■ **Objective**: Exact repetition is required: output every record in full.

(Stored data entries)
____

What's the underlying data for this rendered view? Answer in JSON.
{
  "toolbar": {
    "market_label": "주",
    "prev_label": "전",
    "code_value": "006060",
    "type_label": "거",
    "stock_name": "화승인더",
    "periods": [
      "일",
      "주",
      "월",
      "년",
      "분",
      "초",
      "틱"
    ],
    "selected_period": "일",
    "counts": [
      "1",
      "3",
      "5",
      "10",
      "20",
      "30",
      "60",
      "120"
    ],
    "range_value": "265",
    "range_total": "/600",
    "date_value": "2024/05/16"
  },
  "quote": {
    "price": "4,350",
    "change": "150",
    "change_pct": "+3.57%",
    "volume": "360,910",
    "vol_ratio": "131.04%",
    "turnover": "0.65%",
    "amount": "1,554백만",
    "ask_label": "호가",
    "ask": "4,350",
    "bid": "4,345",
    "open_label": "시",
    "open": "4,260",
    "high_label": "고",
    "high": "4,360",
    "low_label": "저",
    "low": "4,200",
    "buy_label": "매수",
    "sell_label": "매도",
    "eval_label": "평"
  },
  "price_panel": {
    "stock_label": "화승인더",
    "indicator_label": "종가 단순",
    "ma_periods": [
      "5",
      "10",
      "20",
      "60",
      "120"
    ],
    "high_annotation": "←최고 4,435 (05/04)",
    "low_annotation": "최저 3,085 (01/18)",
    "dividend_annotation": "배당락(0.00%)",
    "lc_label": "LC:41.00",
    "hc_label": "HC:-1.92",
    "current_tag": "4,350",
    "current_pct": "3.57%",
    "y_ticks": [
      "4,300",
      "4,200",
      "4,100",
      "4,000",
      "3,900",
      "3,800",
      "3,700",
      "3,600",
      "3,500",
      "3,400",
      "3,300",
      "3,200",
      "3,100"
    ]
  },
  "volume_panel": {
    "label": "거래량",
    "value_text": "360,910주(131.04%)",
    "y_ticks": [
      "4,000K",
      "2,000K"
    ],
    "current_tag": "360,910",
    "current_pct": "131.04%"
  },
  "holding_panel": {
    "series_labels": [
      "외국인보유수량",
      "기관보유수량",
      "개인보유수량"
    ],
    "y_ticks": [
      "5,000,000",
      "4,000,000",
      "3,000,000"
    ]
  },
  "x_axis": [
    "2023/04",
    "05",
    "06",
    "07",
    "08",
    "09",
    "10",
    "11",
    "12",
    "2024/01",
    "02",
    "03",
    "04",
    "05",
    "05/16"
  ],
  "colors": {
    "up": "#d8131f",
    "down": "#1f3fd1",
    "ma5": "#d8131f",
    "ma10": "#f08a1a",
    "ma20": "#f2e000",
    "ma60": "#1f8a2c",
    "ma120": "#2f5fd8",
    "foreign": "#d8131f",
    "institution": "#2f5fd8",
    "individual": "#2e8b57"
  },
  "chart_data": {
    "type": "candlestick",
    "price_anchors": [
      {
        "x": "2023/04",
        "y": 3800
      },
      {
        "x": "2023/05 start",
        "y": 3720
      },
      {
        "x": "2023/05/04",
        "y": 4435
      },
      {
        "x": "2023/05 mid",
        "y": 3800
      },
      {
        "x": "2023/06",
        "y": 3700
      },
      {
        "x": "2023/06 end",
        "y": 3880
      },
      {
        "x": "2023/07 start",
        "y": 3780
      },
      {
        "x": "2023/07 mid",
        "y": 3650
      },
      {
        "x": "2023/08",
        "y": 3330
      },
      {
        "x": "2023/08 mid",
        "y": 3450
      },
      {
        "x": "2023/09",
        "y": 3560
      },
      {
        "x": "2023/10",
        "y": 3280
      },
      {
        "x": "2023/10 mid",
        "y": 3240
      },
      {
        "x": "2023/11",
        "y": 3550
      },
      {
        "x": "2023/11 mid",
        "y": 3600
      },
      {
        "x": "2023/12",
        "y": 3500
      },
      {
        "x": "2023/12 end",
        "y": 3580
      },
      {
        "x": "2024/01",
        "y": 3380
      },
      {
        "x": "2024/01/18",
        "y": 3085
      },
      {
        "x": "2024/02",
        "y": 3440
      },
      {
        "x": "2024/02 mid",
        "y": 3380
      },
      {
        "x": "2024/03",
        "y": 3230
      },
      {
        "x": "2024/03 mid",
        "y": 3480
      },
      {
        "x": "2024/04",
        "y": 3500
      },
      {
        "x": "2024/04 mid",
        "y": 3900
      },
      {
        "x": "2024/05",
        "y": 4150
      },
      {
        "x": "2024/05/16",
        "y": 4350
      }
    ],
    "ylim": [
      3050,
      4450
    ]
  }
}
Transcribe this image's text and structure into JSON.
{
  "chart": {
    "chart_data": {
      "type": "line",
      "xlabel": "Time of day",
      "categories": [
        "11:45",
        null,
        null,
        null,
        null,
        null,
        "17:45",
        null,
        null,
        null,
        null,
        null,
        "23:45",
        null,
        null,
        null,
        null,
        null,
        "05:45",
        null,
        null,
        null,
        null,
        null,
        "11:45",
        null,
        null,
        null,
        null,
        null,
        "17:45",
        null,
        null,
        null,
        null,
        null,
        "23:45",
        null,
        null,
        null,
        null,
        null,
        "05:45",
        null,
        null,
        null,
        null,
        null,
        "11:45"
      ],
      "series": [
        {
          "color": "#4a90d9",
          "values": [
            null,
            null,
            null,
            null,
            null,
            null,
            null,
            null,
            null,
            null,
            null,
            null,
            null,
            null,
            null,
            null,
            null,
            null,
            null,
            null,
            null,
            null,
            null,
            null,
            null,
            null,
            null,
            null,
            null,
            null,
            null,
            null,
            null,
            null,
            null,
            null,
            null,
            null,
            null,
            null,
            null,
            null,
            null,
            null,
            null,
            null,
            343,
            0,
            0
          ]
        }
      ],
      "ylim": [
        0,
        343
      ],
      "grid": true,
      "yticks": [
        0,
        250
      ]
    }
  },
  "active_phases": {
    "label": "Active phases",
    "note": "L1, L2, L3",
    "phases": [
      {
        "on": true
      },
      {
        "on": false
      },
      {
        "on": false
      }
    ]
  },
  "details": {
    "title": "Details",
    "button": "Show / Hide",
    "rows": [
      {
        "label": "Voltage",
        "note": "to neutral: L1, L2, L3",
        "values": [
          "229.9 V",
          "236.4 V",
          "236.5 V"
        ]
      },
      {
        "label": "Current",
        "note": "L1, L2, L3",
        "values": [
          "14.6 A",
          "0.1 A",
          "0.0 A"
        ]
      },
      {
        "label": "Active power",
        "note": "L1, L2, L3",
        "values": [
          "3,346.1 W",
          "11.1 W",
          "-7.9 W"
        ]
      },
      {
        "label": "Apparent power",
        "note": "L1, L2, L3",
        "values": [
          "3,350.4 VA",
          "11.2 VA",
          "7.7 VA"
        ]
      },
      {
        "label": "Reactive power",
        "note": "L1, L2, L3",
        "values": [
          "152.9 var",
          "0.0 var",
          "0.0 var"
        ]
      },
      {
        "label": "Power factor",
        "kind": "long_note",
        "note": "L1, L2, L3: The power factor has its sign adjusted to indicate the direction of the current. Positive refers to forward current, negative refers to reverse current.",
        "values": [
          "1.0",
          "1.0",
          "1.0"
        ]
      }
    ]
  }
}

____

■ **Result below**:
What's the underlying data for this rendered view? Answer in JSON.
{
  "toolbar": {
    "market_label": "주",
    "prev_label": "전",
    "code_value": "006060",
    "type_label": "거",
    "stock_name": "화승인더",
    "periods": [
      "일",
      "주",
      "월",
      "년",
      "분",
      "초",
      "틱"
    ],
    "selected_period": "일",
    "counts": [
      "1",
      "3",
      "5",
      "10",
      "20",
      "30",
      "60",
      "120"
    ],
    "range_value": "265",
    "range_total": "/600",
    "date_value": "2024/05/16"
  },
  "quote": {
    "price": "4,350",
    "change": "150",
    "change_pct": "+3.57%",
    "volume": "360,910",
    "vol_ratio": "131.04%",
    "turnover": "0.65%",
    "amount": "1,554백만",
    "ask_label": "호가",
    "ask": "4,350",
    "bid": "4,345",
    "open_label": "시",
    "open": "4,260",
    "high_label": "고",
    "high": "4,360",
    "low_label": "저",
    "low": "4,200",
    "buy_label": "매수",
    "sell_label": "매도",
    "eval_label": "평"
  },
  "price_panel": {
    "stock_label": "화승인더",
    "indicator_label": "종가 단순",
    "ma_periods": [
      "5",
      "10",
      "20",
      "60",
      "120"
    ],
    "high_annotation": "←최고 4,435 (05/04)",
    "low_annotation": "최저 3,085 (01/18)",
    "dividend_annotation": "배당락(0.00%)",
    "lc_label": "LC:41.00",
    "hc_label": "HC:-1.92",
    "current_tag": "4,350",
    "current_pct": "3.57%",
    "y_ticks": [
      "4,300",
      "4,200",
      "4,100",
      "4,000",
      "3,900",
      "3,800",
      "3,700",
      "3,600",
      "3,500",
      "3,400",
      "3,300",
      "3,200",
      "3,100"
    ]
  },
  "volume_panel": {
    "label": "거래량",
    "value_text": "360,910주(131.04%)",
    "y_ticks": [
      "4,000K",
      "2,000K"
    ],
    "current_tag": "360,910",
    "current_pct": "131.04%"
  },
  "holding_panel": {
    "series_labels": [
      "외국인보유수량",
      "기관보유수량",
      "개인보유수량"
    ],
    "y_ticks": [
      "5,000,000",
      "4,000,000",
      "3,000,000"
    ]
  },
  "x_axis": [
    "2023/04",
    "05",
    "06",
    "07",
    "08",
    "09",
    "10",
    "11",
    "12",
    "2024/01",
    "02",
    "03",
    "04",
    "05",
    "05/16"
  ],
  "colors": {
    "up": "#d8131f",
    "down": "#1f3fd1",
    "ma5": "#d8131f",
    "ma10": "#f08a1a",
    "ma20": "#f2e000",
    "ma60": "#1f8a2c",
    "ma120": "#2f5fd8",
    "foreign": "#d8131f",
    "institution": "#2f5fd8",
    "individual": "#2e8b57"
  },
  "chart_data": {
    "type": "candlestick",
    "price_anchors": [
      {
        "x": "2023/04",
        "y": 3800
      },
      {
        "x": "2023/05 start",
        "y": 3720
      },
      {
        "x": "2023/05/04",
        "y": 4435
      },
      {
        "x": "2023/05 mid",
        "y": 3800
      },
      {
        "x": "2023/06",
        "y": 3700
      },
      {
        "x": "2023/06 end",
        "y": 3880
      },
      {
        "x": "2023/07 start",
        "y": 3780
      },
      {
        "x": "2023/07 mid",
        "y": 3650
      },
      {
        "x": "2023/08",
        "y": 3330
      },
      {
        "x": "2023/08 mid",
        "y": 3450
      },
      {
        "x": "2023/09",
        "y": 3560
      },
      {
        "x": "2023/10",
        "y": 3280
      },
      {
        "x": "2023/10 mid",
        "y": 3240
      },
      {
        "x": "2023/11",
        "y": 3550
      },
      {
        "x": "2023/11 mid",
        "y": 3600
      },
      {
        "x": "2023/12",
        "y": 3500
      },
      {
        "x": "2023/12 end",
        "y": 3580
      },
      {
        "x": "2024/01",
        "y": 3380
      },
      {
        "x": "2024/01/18",
        "y": 3085
      },
      {
        "x": "2024/02",
        "y": 3440
      },
      {
        "x": "2024/02 mid",
        "y": 3380
      },
      {
        "x": "2024/03",
        "y": 3230
      },
      {
        "x": "2024/03 mid",
        "y": 3480
      },
      {
        "x": "2024/04",
        "y": 3500
      },
      {
        "x": "2024/04 mid",
        "y": 3900
      },
      {
        "x": "2024/05",
        "y": 4150
      },
      {
        "x": "2024/05/16",
        "y": 4350
      }
    ],
    "ylim": [
      3050,
      4450
    ]
  }
}
Transcribe this image's text and structure into JSON.
{
  "chart": {
    "chart_data": {
      "type": "line",
      "xlabel": "Time of day",
      "categories": [
        "11:45",
        null,
        null,
        null,
        null,
        null,
        "17:45",
        null,
        null,
        null,
        null,
        null,
        "23:45",
        null,
        null,
        null,
        null,
        null,
        "05:45",
        null,
        null,
        null,
        null,
        null,
        "11:45",
        null,
        null,
        null,
        null,
        null,
        "17:45",
        null,
        null,
        null,
        null,
        null,
        "23:45",
        null,
        null,
        null,
        null,
        null,
        "05:45",
        null,
        null,
        null,
        null,
        null,
        "11:45"
      ],
      "series": [
        {
          "color": "#4a90d9",
          "values": [
            null,
            null,
            null,
            null,
            null,
            null,
            null,
            null,
            null,
            null,
            null,
            null,
            null,
            null,
            null,
            null,
            null,
            null,
            null,
            null,
            null,
            null,
            null,
            null,
            null,
            null,
            null,
            null,
            null,
            null,
            null,
            null,
            null,
            null,
            null,
            null,
            null,
            null,
            null,
            null,
            null,
            null,
            null,
            null,
            null,
            null,
            343,
            0,
            0
          ]
        }
      ],
      "ylim": [
        0,
        343
      ],
      "grid": true,
      "yticks": [
        0,
        250
      ]
    }
  },
  "active_phases": {
    "label": "Active phases",
    "note": "L1, L2, L3",
    "phases": [
      {
        "on": true
      },
      {
        "on": false
      },
      {
        "on": false
      }
    ]
  },
  "details": {
    "title": "Details",
    "button": "Show / Hide",
    "rows": [
      {
        "label": "Voltage",
        "note": "to neutral: L1, L2, L3",
        "values": [
          "229.9 V",
          "236.4 V",
          "236.5 V"
        ]
      },
      {
        "label": "Current",
        "note": "L1, L2, L3",
        "values": [
          "14.6 A",
          "0.1 A",
          "0.0 A"
        ]
      },
      {
        "label": "Active power",
        "note": "L1, L2, L3",
        "values": [
          "3,346.1 W",
          "11.1 W",
          "-7.9 W"
        ]
      },
      {
        "label": "Apparent power",
        "note": "L1, L2, L3",
        "values": [
          "3,350.4 VA",
          "11.2 VA",
          "7.7 VA"
        ]
      },
      {
        "label": "Reactive power",
        "note": "L1, L2, L3",
        "values": [
          "152.9 var",
          "0.0 var",
          "0.0 var"
        ]
      },
      {
        "label": "Power factor",
        "kind": "long_note",
        "note": "L1, L2, L3: The power factor has its sign adjusted to indicate the direction of the current. Positive refers to forward current, negative refers to reverse current.",
        "values": [
          "1.0",
          "1.0",
          "1.0"
        ]
      }
    ]
  }
}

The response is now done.